Start of Given records

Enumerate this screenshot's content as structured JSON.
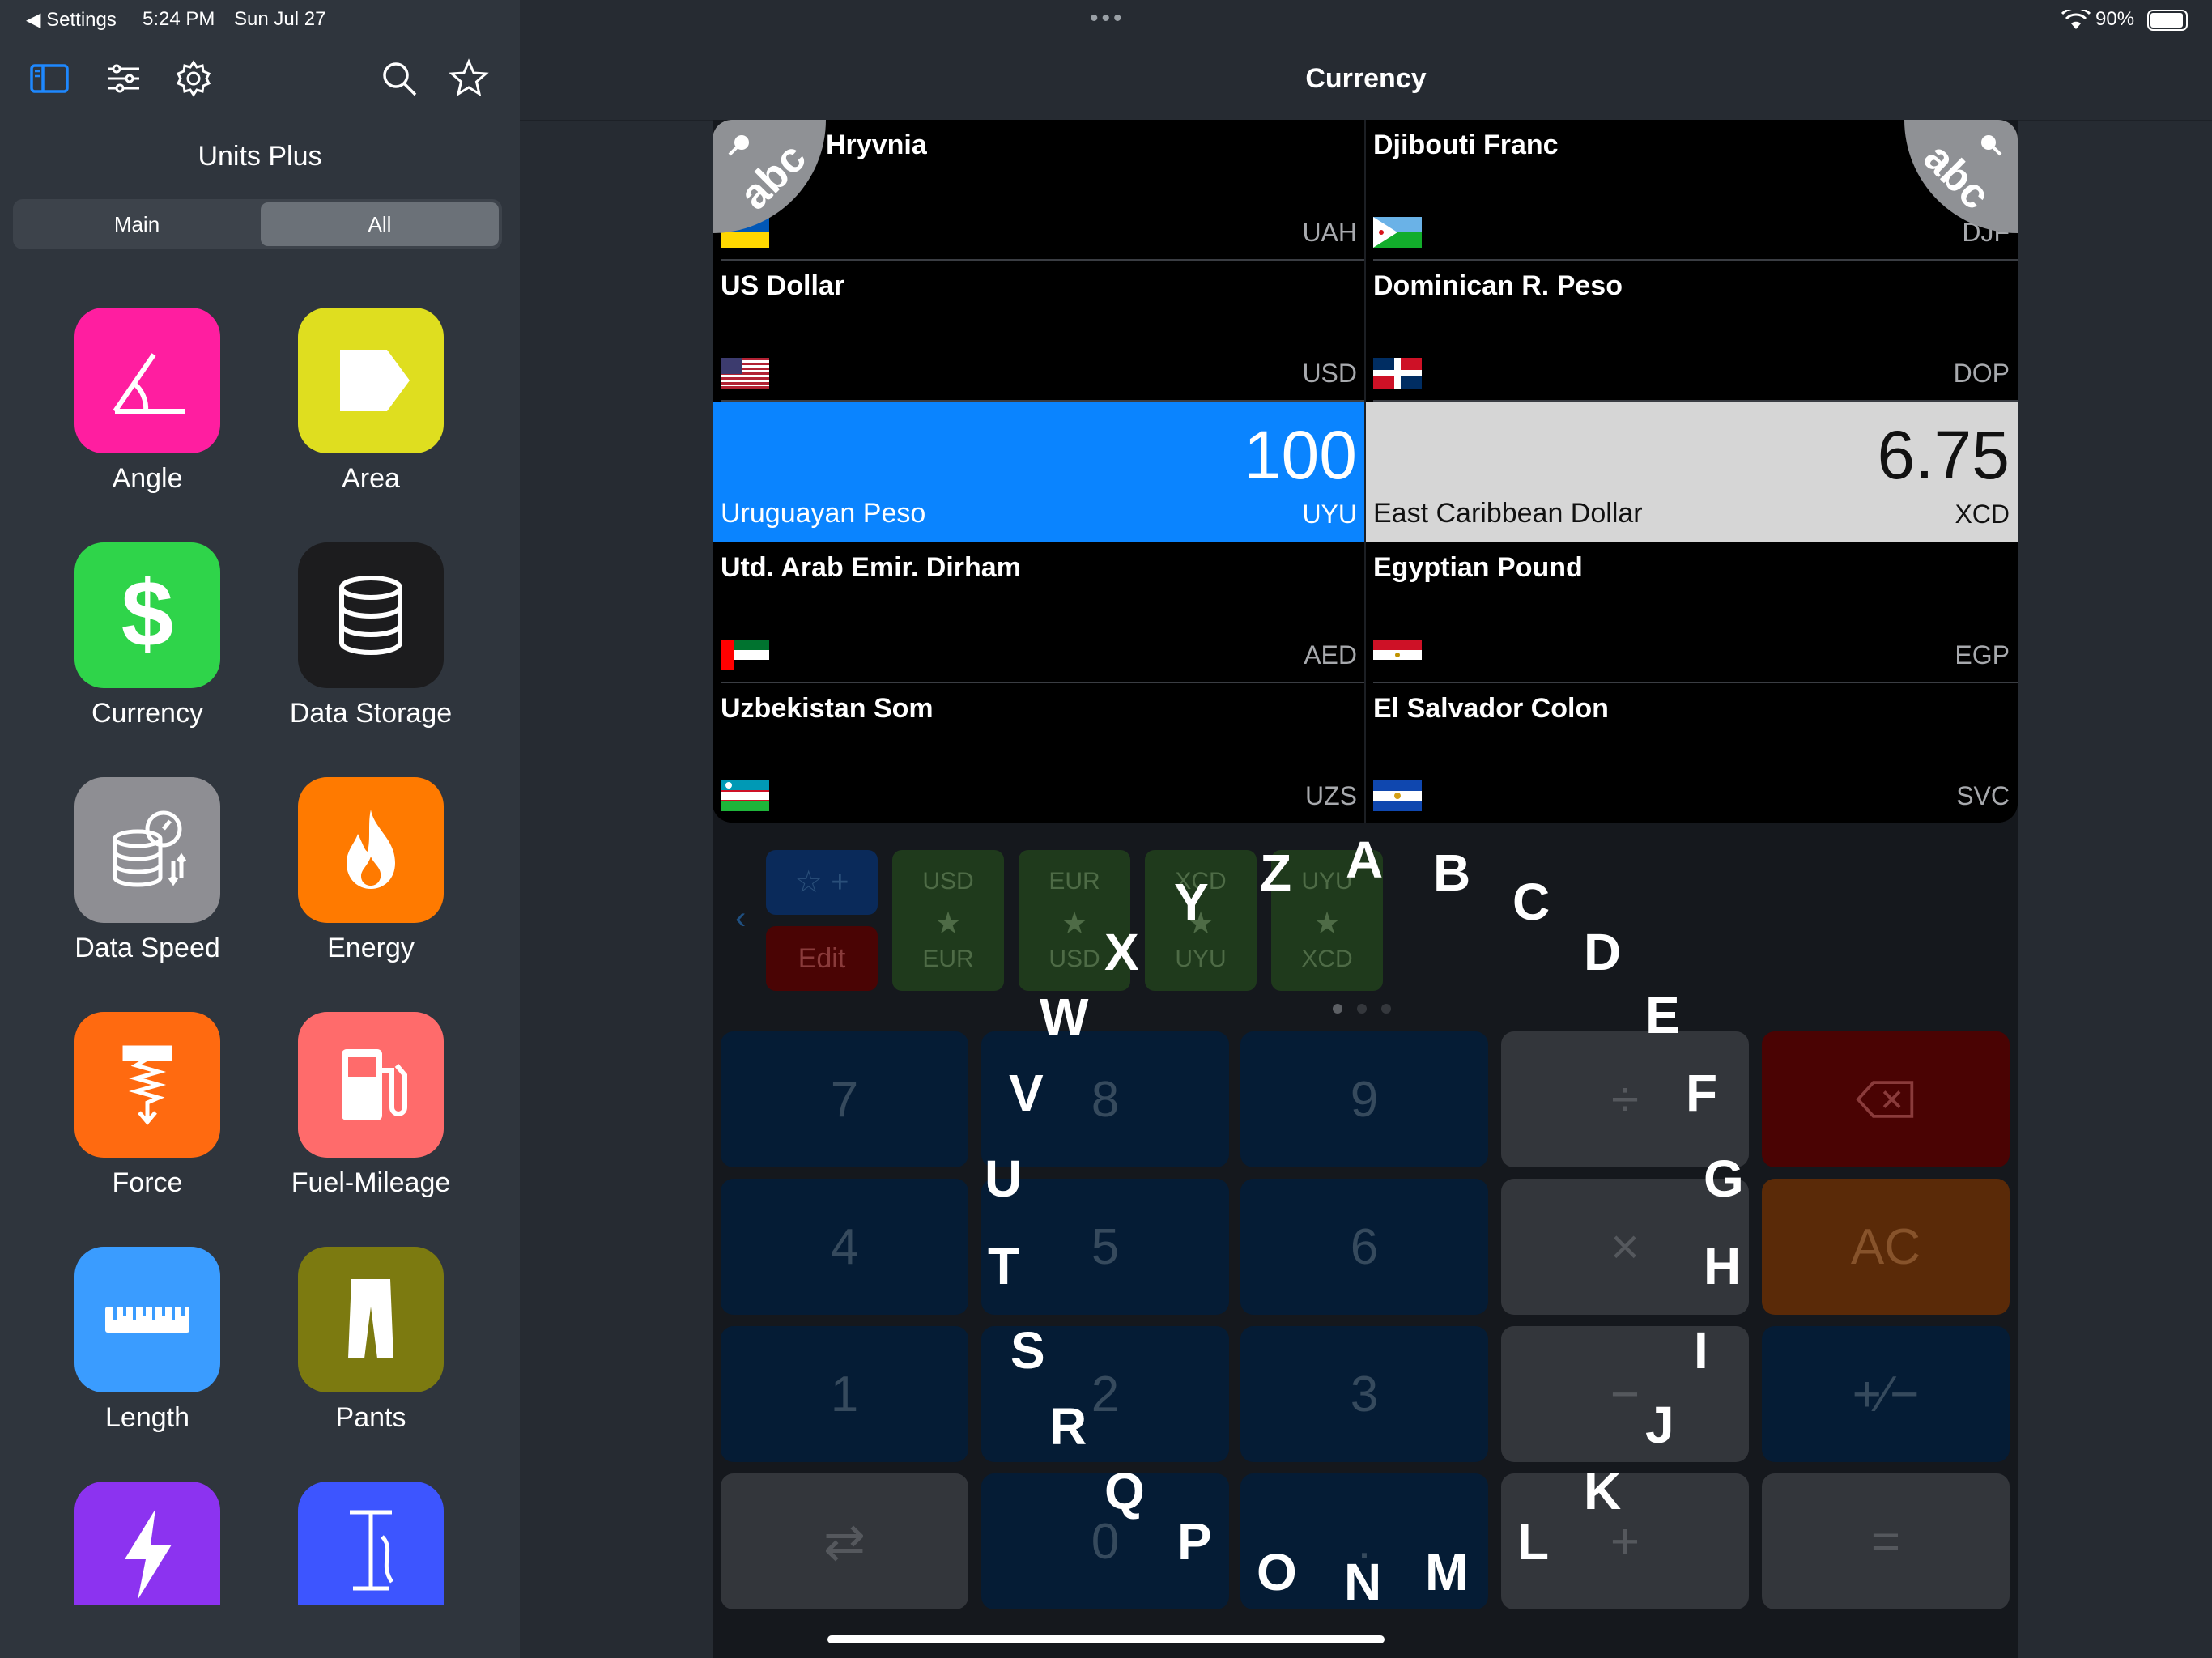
{
  "status_bar": {
    "back": "◀ Settings",
    "time": "5:24 PM",
    "date": "Sun Jul 27",
    "battery": "90%"
  },
  "sidebar": {
    "title": "Units Plus",
    "segments": [
      "Main",
      "All"
    ],
    "selected_segment": "All",
    "categories": [
      {
        "label": "Angle",
        "icon": "angle-icon",
        "color": "#ff1ea0"
      },
      {
        "label": "Area",
        "icon": "area-icon",
        "color": "#dfde1f"
      },
      {
        "label": "Currency",
        "icon": "dollar-icon",
        "color": "#2fd44a"
      },
      {
        "label": "Data Storage",
        "icon": "database-icon",
        "color": "#1c1c1e"
      },
      {
        "label": "Data Speed",
        "icon": "data-speed-icon",
        "color": "#8e8e93"
      },
      {
        "label": "Energy",
        "icon": "flame-icon",
        "color": "#ff7a00"
      },
      {
        "label": "Force",
        "icon": "spring-icon",
        "color": "#ff6a10"
      },
      {
        "label": "Fuel-Mileage",
        "icon": "fuel-pump-icon",
        "color": "#ff6b6b"
      },
      {
        "label": "Length",
        "icon": "ruler-icon",
        "color": "#3a9cff"
      },
      {
        "label": "Pants",
        "icon": "pants-icon",
        "color": "#7c7a10"
      },
      {
        "label": "",
        "icon": "lightning-icon",
        "color": "#8c33f0"
      },
      {
        "label": "",
        "icon": "pump-icon",
        "color": "#3d55ff"
      }
    ]
  },
  "main": {
    "title": "Currency",
    "currencies": [
      {
        "name": "Hryvnia",
        "code": "UAH",
        "flag": "ua"
      },
      {
        "name": "Djibouti Franc",
        "code": "DJF",
        "flag": "dj"
      },
      {
        "name": "US Dollar",
        "code": "USD",
        "flag": "us"
      },
      {
        "name": "Dominican R. Peso",
        "code": "DOP",
        "flag": "do"
      },
      {
        "name": "Uruguayan Peso",
        "code": "UYU",
        "value": "100",
        "selected": "input"
      },
      {
        "name": "East Caribbean Dollar",
        "code": "XCD",
        "value": "6.75",
        "selected": "output"
      },
      {
        "name": "Utd. Arab Emir. Dirham",
        "code": "AED",
        "flag": "ae"
      },
      {
        "name": "Egyptian Pound",
        "code": "EGP",
        "flag": "eg"
      },
      {
        "name": "Uzbekistan Som",
        "code": "UZS",
        "flag": "uz"
      },
      {
        "name": "El Salvador Colon",
        "code": "SVC",
        "flag": "sv"
      }
    ],
    "badge_text": "abc",
    "add_favorite": "☆ +",
    "edit_label": "Edit",
    "favorites": [
      {
        "top": "USD",
        "bottom": "EUR"
      },
      {
        "top": "EUR",
        "bottom": "USD"
      },
      {
        "top": "XCD",
        "bottom": "UYU"
      },
      {
        "top": "UYU",
        "bottom": "XCD"
      }
    ],
    "keypad": {
      "rows": [
        [
          "7",
          "8",
          "9",
          "÷",
          "⌫"
        ],
        [
          "4",
          "5",
          "6",
          "×",
          "AC"
        ],
        [
          "1",
          "2",
          "3",
          "−",
          "+⁄−"
        ],
        [
          "⇄",
          "0",
          ".",
          "+",
          "="
        ]
      ]
    }
  },
  "overlay_labels": [
    "A",
    "B",
    "C",
    "D",
    "E",
    "F",
    "G",
    "H",
    "I",
    "J",
    "K",
    "L",
    "M",
    "N",
    "O",
    "P",
    "Q",
    "R",
    "S",
    "T",
    "U",
    "V",
    "W",
    "X",
    "Y",
    "Z"
  ]
}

End of Given records

▸ **Work to complete**
Find how many lines of the material carry the string "Peso". Only the number should be in the answer.

▸ **Final result**
2